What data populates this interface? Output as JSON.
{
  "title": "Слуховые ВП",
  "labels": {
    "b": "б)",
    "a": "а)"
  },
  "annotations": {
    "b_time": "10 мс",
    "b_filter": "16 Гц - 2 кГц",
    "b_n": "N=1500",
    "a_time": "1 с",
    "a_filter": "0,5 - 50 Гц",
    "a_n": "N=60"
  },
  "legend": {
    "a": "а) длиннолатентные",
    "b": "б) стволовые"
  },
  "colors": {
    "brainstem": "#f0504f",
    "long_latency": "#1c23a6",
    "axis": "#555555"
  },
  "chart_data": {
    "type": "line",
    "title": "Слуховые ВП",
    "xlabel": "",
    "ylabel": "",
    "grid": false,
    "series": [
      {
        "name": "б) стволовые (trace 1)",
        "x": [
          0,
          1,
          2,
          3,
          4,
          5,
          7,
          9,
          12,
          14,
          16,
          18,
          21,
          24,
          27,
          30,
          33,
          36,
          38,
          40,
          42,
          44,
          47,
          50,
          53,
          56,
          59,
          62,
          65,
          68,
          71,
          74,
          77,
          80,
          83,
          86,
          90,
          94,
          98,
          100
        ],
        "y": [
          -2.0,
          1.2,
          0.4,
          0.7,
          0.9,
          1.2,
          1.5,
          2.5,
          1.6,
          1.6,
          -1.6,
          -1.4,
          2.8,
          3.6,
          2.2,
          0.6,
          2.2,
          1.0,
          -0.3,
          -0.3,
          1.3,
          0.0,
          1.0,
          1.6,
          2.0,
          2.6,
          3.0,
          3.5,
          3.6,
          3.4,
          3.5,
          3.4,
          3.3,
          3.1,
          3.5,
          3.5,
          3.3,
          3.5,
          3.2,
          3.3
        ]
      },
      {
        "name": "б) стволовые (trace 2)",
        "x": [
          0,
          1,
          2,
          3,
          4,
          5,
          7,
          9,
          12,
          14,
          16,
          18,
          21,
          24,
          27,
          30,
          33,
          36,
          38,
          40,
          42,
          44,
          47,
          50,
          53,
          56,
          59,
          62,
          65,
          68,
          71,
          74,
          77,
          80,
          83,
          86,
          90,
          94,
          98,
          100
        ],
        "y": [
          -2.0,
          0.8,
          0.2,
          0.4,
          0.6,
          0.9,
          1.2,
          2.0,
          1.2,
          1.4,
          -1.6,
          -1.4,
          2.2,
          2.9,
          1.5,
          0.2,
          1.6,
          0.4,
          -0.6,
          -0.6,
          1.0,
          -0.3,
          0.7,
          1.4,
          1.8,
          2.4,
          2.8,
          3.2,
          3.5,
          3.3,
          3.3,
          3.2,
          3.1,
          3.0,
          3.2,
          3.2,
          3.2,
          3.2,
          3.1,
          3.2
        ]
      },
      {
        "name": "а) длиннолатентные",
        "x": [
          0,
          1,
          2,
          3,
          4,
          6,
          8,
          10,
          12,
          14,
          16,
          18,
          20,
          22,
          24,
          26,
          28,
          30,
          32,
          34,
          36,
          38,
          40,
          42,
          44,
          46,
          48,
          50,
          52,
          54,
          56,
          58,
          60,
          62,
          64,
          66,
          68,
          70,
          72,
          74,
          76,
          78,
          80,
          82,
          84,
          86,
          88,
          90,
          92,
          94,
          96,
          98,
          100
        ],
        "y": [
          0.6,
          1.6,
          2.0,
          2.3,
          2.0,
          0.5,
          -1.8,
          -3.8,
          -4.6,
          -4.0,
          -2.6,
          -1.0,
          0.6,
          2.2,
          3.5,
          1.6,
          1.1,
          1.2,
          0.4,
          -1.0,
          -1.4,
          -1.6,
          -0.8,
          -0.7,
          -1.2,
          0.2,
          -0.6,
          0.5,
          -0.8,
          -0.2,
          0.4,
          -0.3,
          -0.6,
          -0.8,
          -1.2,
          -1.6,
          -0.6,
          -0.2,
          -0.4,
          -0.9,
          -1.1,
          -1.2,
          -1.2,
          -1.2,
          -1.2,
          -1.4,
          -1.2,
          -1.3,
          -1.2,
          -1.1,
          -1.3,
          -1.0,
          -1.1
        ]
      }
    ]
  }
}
* * *
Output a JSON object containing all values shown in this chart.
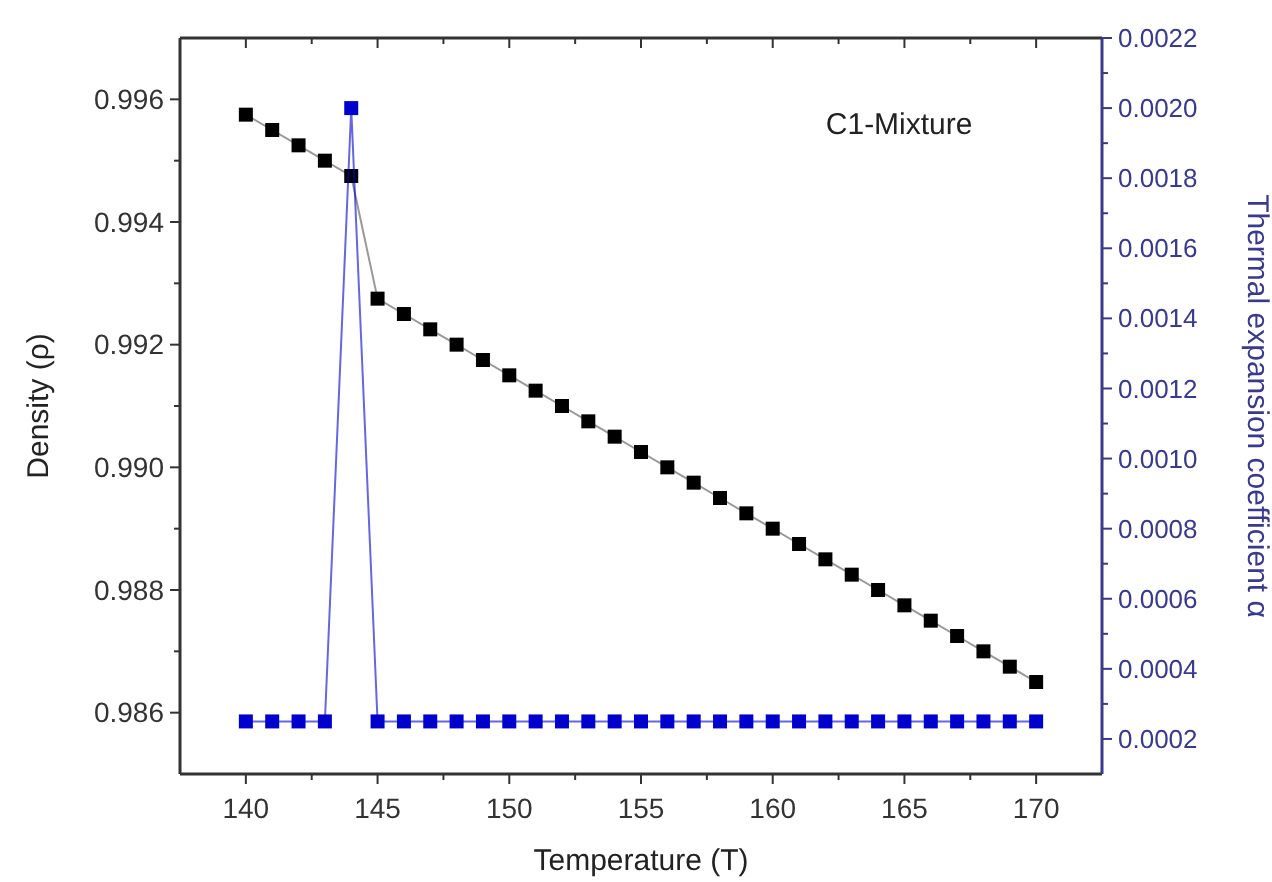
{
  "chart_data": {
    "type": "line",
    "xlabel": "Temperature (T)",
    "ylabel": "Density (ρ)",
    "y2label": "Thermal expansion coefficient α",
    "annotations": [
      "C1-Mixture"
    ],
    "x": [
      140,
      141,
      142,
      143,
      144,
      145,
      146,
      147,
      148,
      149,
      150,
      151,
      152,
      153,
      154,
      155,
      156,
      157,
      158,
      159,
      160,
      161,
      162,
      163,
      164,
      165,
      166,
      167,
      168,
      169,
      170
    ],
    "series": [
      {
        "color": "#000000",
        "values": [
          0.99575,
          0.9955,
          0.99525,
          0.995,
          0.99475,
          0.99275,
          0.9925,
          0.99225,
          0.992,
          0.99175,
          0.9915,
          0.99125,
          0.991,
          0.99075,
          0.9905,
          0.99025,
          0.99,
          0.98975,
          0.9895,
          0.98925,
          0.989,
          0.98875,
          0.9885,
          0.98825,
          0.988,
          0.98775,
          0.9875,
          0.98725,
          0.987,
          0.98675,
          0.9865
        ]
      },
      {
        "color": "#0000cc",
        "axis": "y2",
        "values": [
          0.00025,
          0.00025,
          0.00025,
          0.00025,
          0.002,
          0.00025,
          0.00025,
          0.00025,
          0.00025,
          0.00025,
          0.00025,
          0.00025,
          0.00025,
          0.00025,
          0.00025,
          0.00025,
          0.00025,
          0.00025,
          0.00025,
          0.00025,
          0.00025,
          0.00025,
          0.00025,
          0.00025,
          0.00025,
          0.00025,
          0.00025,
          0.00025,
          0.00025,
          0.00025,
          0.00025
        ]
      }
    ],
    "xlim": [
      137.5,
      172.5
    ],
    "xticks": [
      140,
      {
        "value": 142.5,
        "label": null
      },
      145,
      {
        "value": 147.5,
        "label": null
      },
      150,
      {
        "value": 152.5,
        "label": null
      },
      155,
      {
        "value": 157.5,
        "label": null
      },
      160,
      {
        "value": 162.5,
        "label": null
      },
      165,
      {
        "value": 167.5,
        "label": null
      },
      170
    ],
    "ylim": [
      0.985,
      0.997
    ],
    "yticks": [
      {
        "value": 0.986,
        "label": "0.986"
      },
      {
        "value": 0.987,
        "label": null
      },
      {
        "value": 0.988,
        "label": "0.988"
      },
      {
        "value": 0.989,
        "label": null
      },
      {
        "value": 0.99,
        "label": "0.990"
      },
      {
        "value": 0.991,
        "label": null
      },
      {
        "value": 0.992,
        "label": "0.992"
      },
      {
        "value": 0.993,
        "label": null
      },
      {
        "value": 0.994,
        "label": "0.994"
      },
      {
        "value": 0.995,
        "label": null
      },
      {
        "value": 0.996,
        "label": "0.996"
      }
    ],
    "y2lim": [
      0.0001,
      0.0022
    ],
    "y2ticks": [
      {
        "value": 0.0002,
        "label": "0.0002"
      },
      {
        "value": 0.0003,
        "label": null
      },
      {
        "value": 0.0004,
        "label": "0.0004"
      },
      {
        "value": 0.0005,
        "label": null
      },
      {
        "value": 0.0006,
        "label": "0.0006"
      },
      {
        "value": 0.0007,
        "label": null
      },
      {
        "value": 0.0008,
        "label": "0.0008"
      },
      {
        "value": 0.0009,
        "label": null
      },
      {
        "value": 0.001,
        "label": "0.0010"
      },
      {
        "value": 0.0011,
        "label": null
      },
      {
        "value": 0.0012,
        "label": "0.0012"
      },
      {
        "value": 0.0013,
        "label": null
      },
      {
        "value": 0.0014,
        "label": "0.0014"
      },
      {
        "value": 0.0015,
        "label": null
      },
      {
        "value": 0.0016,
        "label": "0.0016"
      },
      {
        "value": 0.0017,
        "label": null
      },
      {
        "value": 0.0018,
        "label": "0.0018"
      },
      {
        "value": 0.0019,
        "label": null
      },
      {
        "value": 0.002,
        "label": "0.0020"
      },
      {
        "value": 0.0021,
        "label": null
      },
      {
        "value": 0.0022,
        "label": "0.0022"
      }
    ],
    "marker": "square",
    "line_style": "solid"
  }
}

## Job
Look over the records above and copy each line that includes the string "Output".

## Written response
What data populates this interface? Output as JSON.
Output a JSON object containing all values shown in this chart.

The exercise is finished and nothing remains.